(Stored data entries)
* * * * * * * * *

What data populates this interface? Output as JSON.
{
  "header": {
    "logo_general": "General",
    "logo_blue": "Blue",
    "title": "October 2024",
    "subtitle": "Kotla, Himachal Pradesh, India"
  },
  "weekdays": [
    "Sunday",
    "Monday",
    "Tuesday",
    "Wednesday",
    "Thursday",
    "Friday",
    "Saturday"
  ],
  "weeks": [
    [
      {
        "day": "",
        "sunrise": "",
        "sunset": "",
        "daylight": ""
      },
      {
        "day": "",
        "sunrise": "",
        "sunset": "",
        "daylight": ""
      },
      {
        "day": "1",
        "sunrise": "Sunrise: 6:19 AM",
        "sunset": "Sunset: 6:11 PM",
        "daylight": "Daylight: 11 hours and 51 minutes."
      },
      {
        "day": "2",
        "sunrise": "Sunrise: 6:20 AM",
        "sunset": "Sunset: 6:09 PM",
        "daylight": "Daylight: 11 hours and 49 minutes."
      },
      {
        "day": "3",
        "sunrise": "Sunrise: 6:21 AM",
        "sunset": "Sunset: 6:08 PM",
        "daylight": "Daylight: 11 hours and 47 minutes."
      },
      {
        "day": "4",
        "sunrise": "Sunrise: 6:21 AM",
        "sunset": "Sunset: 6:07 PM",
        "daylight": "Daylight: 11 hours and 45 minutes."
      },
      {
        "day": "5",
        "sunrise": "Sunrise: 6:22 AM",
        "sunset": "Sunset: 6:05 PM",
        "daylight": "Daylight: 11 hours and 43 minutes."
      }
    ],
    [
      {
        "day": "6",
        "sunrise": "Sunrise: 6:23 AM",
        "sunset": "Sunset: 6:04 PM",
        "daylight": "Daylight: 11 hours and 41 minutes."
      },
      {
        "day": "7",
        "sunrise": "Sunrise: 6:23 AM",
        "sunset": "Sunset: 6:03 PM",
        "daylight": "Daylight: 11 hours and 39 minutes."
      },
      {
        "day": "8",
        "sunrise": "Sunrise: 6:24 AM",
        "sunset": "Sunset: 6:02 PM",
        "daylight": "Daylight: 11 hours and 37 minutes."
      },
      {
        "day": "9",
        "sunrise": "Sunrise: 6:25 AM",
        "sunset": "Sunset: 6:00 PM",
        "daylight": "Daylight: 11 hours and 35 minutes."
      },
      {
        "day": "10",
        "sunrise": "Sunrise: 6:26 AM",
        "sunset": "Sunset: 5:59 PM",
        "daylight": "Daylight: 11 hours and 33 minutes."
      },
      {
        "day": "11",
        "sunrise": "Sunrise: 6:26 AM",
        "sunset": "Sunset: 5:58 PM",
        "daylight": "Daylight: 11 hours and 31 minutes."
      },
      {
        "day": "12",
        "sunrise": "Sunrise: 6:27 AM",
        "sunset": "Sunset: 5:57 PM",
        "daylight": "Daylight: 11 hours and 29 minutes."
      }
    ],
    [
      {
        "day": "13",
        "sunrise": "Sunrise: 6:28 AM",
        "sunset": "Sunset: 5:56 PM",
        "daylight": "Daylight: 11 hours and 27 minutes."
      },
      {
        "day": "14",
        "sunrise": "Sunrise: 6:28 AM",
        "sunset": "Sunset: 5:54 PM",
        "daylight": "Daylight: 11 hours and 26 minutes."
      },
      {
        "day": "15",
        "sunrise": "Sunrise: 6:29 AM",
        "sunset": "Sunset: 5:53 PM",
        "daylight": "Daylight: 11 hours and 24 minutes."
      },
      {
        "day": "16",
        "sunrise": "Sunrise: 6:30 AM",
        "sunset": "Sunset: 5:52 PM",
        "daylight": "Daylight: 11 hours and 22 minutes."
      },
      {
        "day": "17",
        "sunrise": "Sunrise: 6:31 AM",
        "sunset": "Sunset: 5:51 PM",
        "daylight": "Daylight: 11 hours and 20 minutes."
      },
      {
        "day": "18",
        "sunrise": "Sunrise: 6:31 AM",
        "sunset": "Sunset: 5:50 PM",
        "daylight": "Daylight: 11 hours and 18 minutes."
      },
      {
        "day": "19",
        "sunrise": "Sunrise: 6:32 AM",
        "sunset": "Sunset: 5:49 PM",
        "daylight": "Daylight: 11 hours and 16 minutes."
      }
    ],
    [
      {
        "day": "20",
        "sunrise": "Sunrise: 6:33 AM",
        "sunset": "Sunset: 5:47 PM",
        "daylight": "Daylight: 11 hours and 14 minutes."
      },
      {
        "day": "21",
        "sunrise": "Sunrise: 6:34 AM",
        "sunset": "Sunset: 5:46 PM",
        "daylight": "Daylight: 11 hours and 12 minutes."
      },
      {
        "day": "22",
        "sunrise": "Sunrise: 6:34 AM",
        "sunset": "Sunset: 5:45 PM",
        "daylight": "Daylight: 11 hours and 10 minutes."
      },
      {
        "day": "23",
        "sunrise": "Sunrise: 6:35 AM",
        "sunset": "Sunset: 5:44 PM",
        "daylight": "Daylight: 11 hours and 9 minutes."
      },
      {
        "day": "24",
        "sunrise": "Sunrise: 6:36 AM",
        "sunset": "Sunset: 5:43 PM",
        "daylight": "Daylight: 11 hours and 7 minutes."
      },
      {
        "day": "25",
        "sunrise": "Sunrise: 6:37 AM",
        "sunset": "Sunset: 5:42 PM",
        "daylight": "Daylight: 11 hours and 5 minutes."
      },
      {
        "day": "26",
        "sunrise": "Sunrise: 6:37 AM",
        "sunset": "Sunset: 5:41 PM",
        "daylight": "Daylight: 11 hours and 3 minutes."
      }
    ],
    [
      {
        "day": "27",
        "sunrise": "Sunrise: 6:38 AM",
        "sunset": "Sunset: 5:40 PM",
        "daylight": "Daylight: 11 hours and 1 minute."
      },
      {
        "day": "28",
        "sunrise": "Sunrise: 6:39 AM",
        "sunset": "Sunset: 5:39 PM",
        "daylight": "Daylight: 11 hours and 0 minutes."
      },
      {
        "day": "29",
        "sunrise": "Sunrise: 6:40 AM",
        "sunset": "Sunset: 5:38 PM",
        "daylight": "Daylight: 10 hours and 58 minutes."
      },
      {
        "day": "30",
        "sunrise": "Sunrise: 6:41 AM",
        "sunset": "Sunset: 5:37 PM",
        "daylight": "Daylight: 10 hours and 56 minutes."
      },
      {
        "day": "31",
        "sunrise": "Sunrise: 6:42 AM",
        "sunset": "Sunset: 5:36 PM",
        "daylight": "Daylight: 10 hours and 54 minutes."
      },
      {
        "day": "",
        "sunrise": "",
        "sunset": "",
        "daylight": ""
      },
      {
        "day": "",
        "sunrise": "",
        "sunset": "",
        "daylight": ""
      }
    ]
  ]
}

* * * * * * * * *

[Directive]
Once more, set down the full listing, verbatim.

[Written solution]
What data populates this interface? Output as JSON.
{
  "header": {
    "logo_general": "General",
    "logo_blue": "Blue",
    "title": "October 2024",
    "subtitle": "Kotla, Himachal Pradesh, India"
  },
  "weekdays": [
    "Sunday",
    "Monday",
    "Tuesday",
    "Wednesday",
    "Thursday",
    "Friday",
    "Saturday"
  ],
  "weeks": [
    [
      {
        "day": "",
        "sunrise": "",
        "sunset": "",
        "daylight": ""
      },
      {
        "day": "",
        "sunrise": "",
        "sunset": "",
        "daylight": ""
      },
      {
        "day": "1",
        "sunrise": "Sunrise: 6:19 AM",
        "sunset": "Sunset: 6:11 PM",
        "daylight": "Daylight: 11 hours and 51 minutes."
      },
      {
        "day": "2",
        "sunrise": "Sunrise: 6:20 AM",
        "sunset": "Sunset: 6:09 PM",
        "daylight": "Daylight: 11 hours and 49 minutes."
      },
      {
        "day": "3",
        "sunrise": "Sunrise: 6:21 AM",
        "sunset": "Sunset: 6:08 PM",
        "daylight": "Daylight: 11 hours and 47 minutes."
      },
      {
        "day": "4",
        "sunrise": "Sunrise: 6:21 AM",
        "sunset": "Sunset: 6:07 PM",
        "daylight": "Daylight: 11 hours and 45 minutes."
      },
      {
        "day": "5",
        "sunrise": "Sunrise: 6:22 AM",
        "sunset": "Sunset: 6:05 PM",
        "daylight": "Daylight: 11 hours and 43 minutes."
      }
    ],
    [
      {
        "day": "6",
        "sunrise": "Sunrise: 6:23 AM",
        "sunset": "Sunset: 6:04 PM",
        "daylight": "Daylight: 11 hours and 41 minutes."
      },
      {
        "day": "7",
        "sunrise": "Sunrise: 6:23 AM",
        "sunset": "Sunset: 6:03 PM",
        "daylight": "Daylight: 11 hours and 39 minutes."
      },
      {
        "day": "8",
        "sunrise": "Sunrise: 6:24 AM",
        "sunset": "Sunset: 6:02 PM",
        "daylight": "Daylight: 11 hours and 37 minutes."
      },
      {
        "day": "9",
        "sunrise": "Sunrise: 6:25 AM",
        "sunset": "Sunset: 6:00 PM",
        "daylight": "Daylight: 11 hours and 35 minutes."
      },
      {
        "day": "10",
        "sunrise": "Sunrise: 6:26 AM",
        "sunset": "Sunset: 5:59 PM",
        "daylight": "Daylight: 11 hours and 33 minutes."
      },
      {
        "day": "11",
        "sunrise": "Sunrise: 6:26 AM",
        "sunset": "Sunset: 5:58 PM",
        "daylight": "Daylight: 11 hours and 31 minutes."
      },
      {
        "day": "12",
        "sunrise": "Sunrise: 6:27 AM",
        "sunset": "Sunset: 5:57 PM",
        "daylight": "Daylight: 11 hours and 29 minutes."
      }
    ],
    [
      {
        "day": "13",
        "sunrise": "Sunrise: 6:28 AM",
        "sunset": "Sunset: 5:56 PM",
        "daylight": "Daylight: 11 hours and 27 minutes."
      },
      {
        "day": "14",
        "sunrise": "Sunrise: 6:28 AM",
        "sunset": "Sunset: 5:54 PM",
        "daylight": "Daylight: 11 hours and 26 minutes."
      },
      {
        "day": "15",
        "sunrise": "Sunrise: 6:29 AM",
        "sunset": "Sunset: 5:53 PM",
        "daylight": "Daylight: 11 hours and 24 minutes."
      },
      {
        "day": "16",
        "sunrise": "Sunrise: 6:30 AM",
        "sunset": "Sunset: 5:52 PM",
        "daylight": "Daylight: 11 hours and 22 minutes."
      },
      {
        "day": "17",
        "sunrise": "Sunrise: 6:31 AM",
        "sunset": "Sunset: 5:51 PM",
        "daylight": "Daylight: 11 hours and 20 minutes."
      },
      {
        "day": "18",
        "sunrise": "Sunrise: 6:31 AM",
        "sunset": "Sunset: 5:50 PM",
        "daylight": "Daylight: 11 hours and 18 minutes."
      },
      {
        "day": "19",
        "sunrise": "Sunrise: 6:32 AM",
        "sunset": "Sunset: 5:49 PM",
        "daylight": "Daylight: 11 hours and 16 minutes."
      }
    ],
    [
      {
        "day": "20",
        "sunrise": "Sunrise: 6:33 AM",
        "sunset": "Sunset: 5:47 PM",
        "daylight": "Daylight: 11 hours and 14 minutes."
      },
      {
        "day": "21",
        "sunrise": "Sunrise: 6:34 AM",
        "sunset": "Sunset: 5:46 PM",
        "daylight": "Daylight: 11 hours and 12 minutes."
      },
      {
        "day": "22",
        "sunrise": "Sunrise: 6:34 AM",
        "sunset": "Sunset: 5:45 PM",
        "daylight": "Daylight: 11 hours and 10 minutes."
      },
      {
        "day": "23",
        "sunrise": "Sunrise: 6:35 AM",
        "sunset": "Sunset: 5:44 PM",
        "daylight": "Daylight: 11 hours and 9 minutes."
      },
      {
        "day": "24",
        "sunrise": "Sunrise: 6:36 AM",
        "sunset": "Sunset: 5:43 PM",
        "daylight": "Daylight: 11 hours and 7 minutes."
      },
      {
        "day": "25",
        "sunrise": "Sunrise: 6:37 AM",
        "sunset": "Sunset: 5:42 PM",
        "daylight": "Daylight: 11 hours and 5 minutes."
      },
      {
        "day": "26",
        "sunrise": "Sunrise: 6:37 AM",
        "sunset": "Sunset: 5:41 PM",
        "daylight": "Daylight: 11 hours and 3 minutes."
      }
    ],
    [
      {
        "day": "27",
        "sunrise": "Sunrise: 6:38 AM",
        "sunset": "Sunset: 5:40 PM",
        "daylight": "Daylight: 11 hours and 1 minute."
      },
      {
        "day": "28",
        "sunrise": "Sunrise: 6:39 AM",
        "sunset": "Sunset: 5:39 PM",
        "daylight": "Daylight: 11 hours and 0 minutes."
      },
      {
        "day": "29",
        "sunrise": "Sunrise: 6:40 AM",
        "sunset": "Sunset: 5:38 PM",
        "daylight": "Daylight: 10 hours and 58 minutes."
      },
      {
        "day": "30",
        "sunrise": "Sunrise: 6:41 AM",
        "sunset": "Sunset: 5:37 PM",
        "daylight": "Daylight: 10 hours and 56 minutes."
      },
      {
        "day": "31",
        "sunrise": "Sunrise: 6:42 AM",
        "sunset": "Sunset: 5:36 PM",
        "daylight": "Daylight: 10 hours and 54 minutes."
      },
      {
        "day": "",
        "sunrise": "",
        "sunset": "",
        "daylight": ""
      },
      {
        "day": "",
        "sunrise": "",
        "sunset": "",
        "daylight": ""
      }
    ]
  ]
}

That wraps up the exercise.